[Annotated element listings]
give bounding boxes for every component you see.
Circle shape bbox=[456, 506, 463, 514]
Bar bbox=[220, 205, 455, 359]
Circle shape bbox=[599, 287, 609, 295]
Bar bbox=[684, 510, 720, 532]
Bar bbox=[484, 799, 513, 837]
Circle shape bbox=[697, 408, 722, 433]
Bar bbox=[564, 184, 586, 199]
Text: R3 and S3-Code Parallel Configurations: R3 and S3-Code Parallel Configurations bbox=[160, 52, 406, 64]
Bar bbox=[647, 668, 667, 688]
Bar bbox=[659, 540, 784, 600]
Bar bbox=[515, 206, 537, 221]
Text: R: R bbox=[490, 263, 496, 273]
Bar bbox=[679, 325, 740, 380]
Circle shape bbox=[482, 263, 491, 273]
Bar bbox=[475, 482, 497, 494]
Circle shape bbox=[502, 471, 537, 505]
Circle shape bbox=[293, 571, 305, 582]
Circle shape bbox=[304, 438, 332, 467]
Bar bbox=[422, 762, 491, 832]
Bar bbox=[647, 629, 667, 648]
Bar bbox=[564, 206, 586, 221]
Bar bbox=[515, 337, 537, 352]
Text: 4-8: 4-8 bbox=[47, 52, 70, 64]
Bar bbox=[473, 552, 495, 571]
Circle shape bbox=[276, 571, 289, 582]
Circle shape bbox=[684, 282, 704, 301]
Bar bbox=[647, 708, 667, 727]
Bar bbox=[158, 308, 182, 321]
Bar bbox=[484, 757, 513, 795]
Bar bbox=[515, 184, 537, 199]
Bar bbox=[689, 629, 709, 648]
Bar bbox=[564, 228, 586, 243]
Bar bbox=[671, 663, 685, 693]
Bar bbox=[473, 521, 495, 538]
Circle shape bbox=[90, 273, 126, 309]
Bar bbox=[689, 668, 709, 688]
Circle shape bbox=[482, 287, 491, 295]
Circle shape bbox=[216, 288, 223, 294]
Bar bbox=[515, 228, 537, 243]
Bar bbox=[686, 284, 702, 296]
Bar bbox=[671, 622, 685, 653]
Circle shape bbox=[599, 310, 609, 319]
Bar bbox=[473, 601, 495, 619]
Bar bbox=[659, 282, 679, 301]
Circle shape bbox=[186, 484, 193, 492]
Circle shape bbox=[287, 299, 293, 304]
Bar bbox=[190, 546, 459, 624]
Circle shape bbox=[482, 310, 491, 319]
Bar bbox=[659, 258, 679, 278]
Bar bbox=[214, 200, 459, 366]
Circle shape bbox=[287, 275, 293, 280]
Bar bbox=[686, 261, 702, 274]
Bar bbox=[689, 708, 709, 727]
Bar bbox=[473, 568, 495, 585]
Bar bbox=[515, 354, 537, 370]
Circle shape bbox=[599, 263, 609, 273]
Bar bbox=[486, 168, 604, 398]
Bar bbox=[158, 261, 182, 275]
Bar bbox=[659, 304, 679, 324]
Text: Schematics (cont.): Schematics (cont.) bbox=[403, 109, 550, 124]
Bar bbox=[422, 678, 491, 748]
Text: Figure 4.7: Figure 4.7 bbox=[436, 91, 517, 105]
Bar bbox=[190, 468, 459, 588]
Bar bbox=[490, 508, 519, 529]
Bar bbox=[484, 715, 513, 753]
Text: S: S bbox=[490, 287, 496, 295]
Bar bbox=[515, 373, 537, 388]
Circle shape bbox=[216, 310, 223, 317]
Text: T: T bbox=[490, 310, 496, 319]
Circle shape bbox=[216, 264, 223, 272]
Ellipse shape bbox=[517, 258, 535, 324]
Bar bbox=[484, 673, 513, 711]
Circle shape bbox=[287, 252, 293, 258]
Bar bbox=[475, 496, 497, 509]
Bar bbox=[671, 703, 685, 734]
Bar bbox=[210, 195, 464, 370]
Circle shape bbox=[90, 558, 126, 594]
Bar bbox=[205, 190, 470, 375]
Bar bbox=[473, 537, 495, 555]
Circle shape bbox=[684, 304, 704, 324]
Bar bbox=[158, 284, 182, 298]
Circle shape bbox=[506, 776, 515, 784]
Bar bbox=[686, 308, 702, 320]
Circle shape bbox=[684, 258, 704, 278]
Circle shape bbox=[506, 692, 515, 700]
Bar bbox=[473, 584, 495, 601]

### Do this:
Reproduce all of the records above verbatim, line by line, in their original order and without any alteration.

### Worked solution:
give bounding boxes for every component you see.
Circle shape bbox=[456, 506, 463, 514]
Bar bbox=[220, 205, 455, 359]
Circle shape bbox=[599, 287, 609, 295]
Bar bbox=[684, 510, 720, 532]
Bar bbox=[484, 799, 513, 837]
Circle shape bbox=[697, 408, 722, 433]
Bar bbox=[564, 184, 586, 199]
Text: R3 and S3-Code Parallel Configurations: R3 and S3-Code Parallel Configurations bbox=[160, 52, 406, 64]
Bar bbox=[647, 668, 667, 688]
Bar bbox=[659, 540, 784, 600]
Bar bbox=[515, 206, 537, 221]
Text: R: R bbox=[490, 263, 496, 273]
Bar bbox=[679, 325, 740, 380]
Circle shape bbox=[482, 263, 491, 273]
Bar bbox=[475, 482, 497, 494]
Circle shape bbox=[502, 471, 537, 505]
Circle shape bbox=[293, 571, 305, 582]
Circle shape bbox=[304, 438, 332, 467]
Bar bbox=[422, 762, 491, 832]
Bar bbox=[647, 629, 667, 648]
Bar bbox=[564, 206, 586, 221]
Bar bbox=[515, 337, 537, 352]
Text: 4-8: 4-8 bbox=[47, 52, 70, 64]
Bar bbox=[473, 552, 495, 571]
Circle shape bbox=[276, 571, 289, 582]
Circle shape bbox=[684, 282, 704, 301]
Bar bbox=[647, 708, 667, 727]
Bar bbox=[158, 308, 182, 321]
Bar bbox=[484, 757, 513, 795]
Bar bbox=[515, 184, 537, 199]
Bar bbox=[689, 629, 709, 648]
Bar bbox=[564, 228, 586, 243]
Bar bbox=[671, 663, 685, 693]
Bar bbox=[473, 521, 495, 538]
Circle shape bbox=[90, 273, 126, 309]
Bar bbox=[689, 668, 709, 688]
Circle shape bbox=[482, 287, 491, 295]
Circle shape bbox=[216, 288, 223, 294]
Bar bbox=[515, 228, 537, 243]
Bar bbox=[686, 284, 702, 296]
Bar bbox=[671, 622, 685, 653]
Circle shape bbox=[599, 310, 609, 319]
Bar bbox=[473, 601, 495, 619]
Bar bbox=[659, 282, 679, 301]
Circle shape bbox=[186, 484, 193, 492]
Circle shape bbox=[287, 299, 293, 304]
Bar bbox=[190, 546, 459, 624]
Circle shape bbox=[482, 310, 491, 319]
Bar bbox=[659, 258, 679, 278]
Bar bbox=[214, 200, 459, 366]
Circle shape bbox=[287, 275, 293, 280]
Bar bbox=[686, 261, 702, 274]
Bar bbox=[689, 708, 709, 727]
Bar bbox=[473, 568, 495, 585]
Bar bbox=[515, 354, 537, 370]
Circle shape bbox=[599, 263, 609, 273]
Bar bbox=[486, 168, 604, 398]
Bar bbox=[158, 261, 182, 275]
Bar bbox=[659, 304, 679, 324]
Text: Schematics (cont.): Schematics (cont.) bbox=[403, 109, 550, 124]
Bar bbox=[422, 678, 491, 748]
Text: Figure 4.7: Figure 4.7 bbox=[436, 91, 517, 105]
Bar bbox=[190, 468, 459, 588]
Bar bbox=[490, 508, 519, 529]
Bar bbox=[484, 715, 513, 753]
Text: S: S bbox=[490, 287, 496, 295]
Bar bbox=[515, 373, 537, 388]
Circle shape bbox=[216, 310, 223, 317]
Text: T: T bbox=[490, 310, 496, 319]
Circle shape bbox=[216, 264, 223, 272]
Ellipse shape bbox=[517, 258, 535, 324]
Bar bbox=[484, 673, 513, 711]
Circle shape bbox=[287, 252, 293, 258]
Bar bbox=[475, 496, 497, 509]
Bar bbox=[671, 703, 685, 734]
Bar bbox=[210, 195, 464, 370]
Circle shape bbox=[90, 558, 126, 594]
Bar bbox=[205, 190, 470, 375]
Bar bbox=[473, 537, 495, 555]
Circle shape bbox=[684, 304, 704, 324]
Bar bbox=[158, 284, 182, 298]
Circle shape bbox=[506, 776, 515, 784]
Bar bbox=[686, 308, 702, 320]
Circle shape bbox=[684, 258, 704, 278]
Circle shape bbox=[506, 692, 515, 700]
Bar bbox=[473, 584, 495, 601]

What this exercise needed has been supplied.